▶ **YOUR INSTRUCTIONS**
Gather from the material every line that contains the string "أكثر".

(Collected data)
-- BEGIN --
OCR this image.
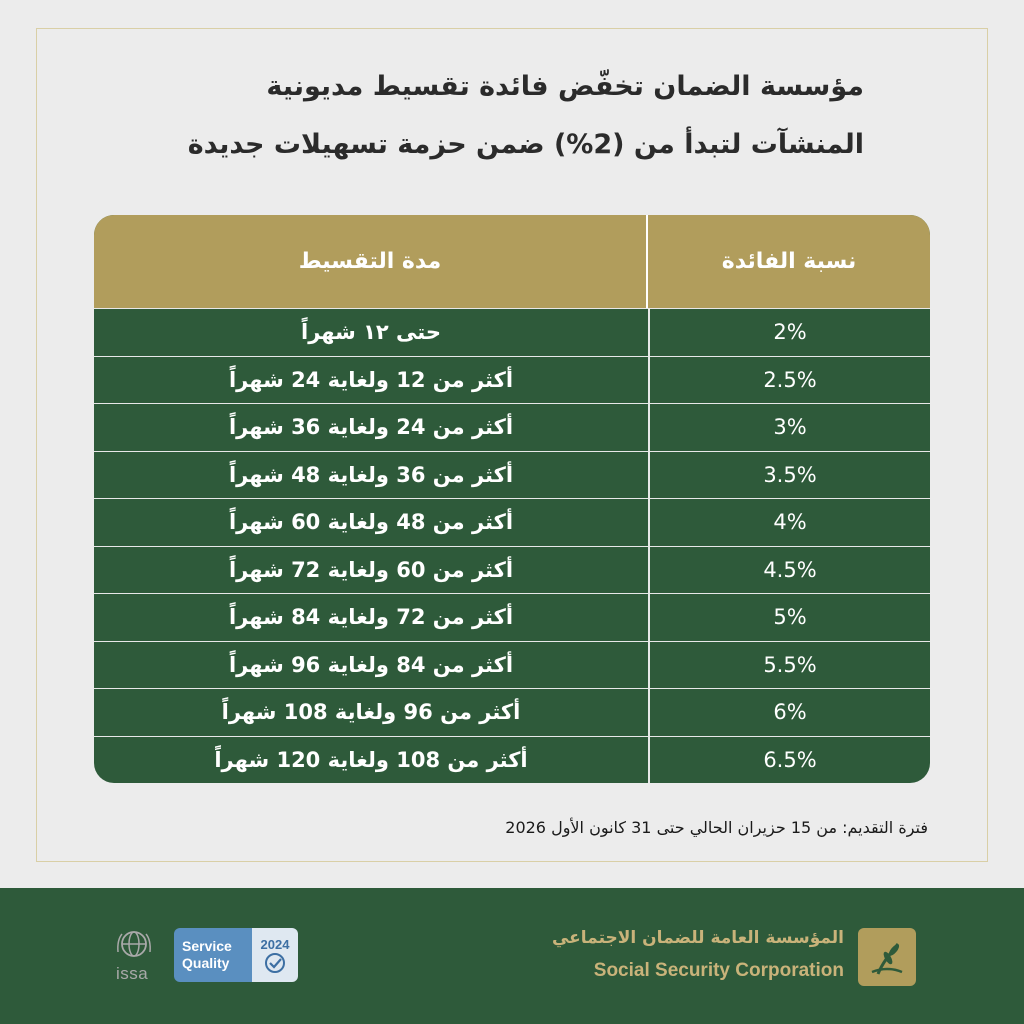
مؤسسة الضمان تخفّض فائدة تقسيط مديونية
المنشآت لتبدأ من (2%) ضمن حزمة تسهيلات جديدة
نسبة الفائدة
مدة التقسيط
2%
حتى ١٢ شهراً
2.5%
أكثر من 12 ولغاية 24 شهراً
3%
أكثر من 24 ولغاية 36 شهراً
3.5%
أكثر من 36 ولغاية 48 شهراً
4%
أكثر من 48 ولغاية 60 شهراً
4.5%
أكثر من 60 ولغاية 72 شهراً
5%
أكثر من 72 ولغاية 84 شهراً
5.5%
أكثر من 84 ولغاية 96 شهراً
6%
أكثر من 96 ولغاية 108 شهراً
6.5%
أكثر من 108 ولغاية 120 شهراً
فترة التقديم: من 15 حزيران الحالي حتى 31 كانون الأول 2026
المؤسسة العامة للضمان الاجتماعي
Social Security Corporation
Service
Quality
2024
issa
-- END --
-- BEGIN --
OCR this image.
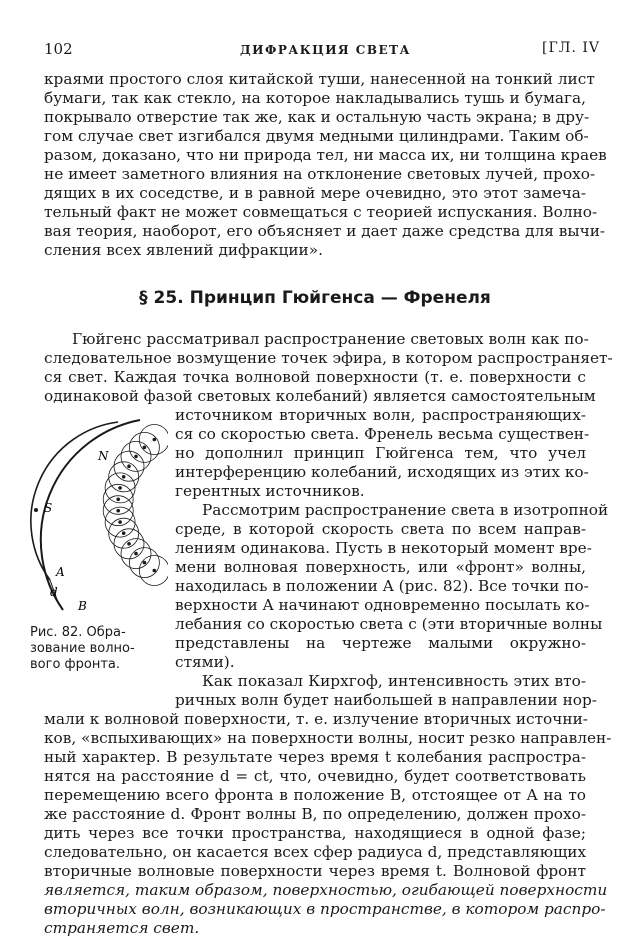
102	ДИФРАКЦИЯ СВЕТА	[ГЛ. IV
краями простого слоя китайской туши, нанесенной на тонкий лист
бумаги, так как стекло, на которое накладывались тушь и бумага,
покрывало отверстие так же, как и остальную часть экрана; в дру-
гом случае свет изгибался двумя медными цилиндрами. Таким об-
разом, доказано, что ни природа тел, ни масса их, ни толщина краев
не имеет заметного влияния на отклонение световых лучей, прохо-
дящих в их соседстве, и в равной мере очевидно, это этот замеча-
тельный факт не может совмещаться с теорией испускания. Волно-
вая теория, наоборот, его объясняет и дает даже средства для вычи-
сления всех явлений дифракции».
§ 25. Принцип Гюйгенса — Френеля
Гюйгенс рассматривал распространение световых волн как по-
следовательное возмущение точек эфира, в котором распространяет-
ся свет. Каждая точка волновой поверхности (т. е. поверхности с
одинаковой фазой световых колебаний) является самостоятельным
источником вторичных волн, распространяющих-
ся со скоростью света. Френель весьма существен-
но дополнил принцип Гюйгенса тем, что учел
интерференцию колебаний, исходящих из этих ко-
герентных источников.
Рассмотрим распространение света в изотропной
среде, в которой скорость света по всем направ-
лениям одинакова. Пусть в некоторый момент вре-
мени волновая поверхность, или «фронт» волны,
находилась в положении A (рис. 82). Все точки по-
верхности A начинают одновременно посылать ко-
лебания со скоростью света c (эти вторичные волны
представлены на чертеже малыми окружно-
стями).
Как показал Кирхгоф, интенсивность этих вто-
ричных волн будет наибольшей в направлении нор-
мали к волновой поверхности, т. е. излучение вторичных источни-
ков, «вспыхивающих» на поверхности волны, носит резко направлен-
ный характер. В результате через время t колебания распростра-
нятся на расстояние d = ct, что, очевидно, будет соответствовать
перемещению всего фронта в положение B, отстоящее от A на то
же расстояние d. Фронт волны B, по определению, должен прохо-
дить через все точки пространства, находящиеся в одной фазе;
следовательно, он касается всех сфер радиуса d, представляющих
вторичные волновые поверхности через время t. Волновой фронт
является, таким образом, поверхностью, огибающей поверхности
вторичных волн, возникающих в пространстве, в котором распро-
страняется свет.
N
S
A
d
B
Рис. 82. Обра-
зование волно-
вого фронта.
-- END --
▶ **SOLUTION FOR THIS EXERCISE**
أكثر من 12 ولغاية 24 شهراً
أكثر من 24 ولغاية 36 شهراً
أكثر من 36 ولغاية 48 شهراً
أكثر من 48 ولغاية 60 شهراً
أكثر من 60 ولغاية 72 شهراً
أكثر من 72 ولغاية 84 شهراً
أكثر من 84 ولغاية 96 شهراً
أكثر من 96 ولغاية 108 شهراً
أكثر من 108 ولغاية 120 شهراً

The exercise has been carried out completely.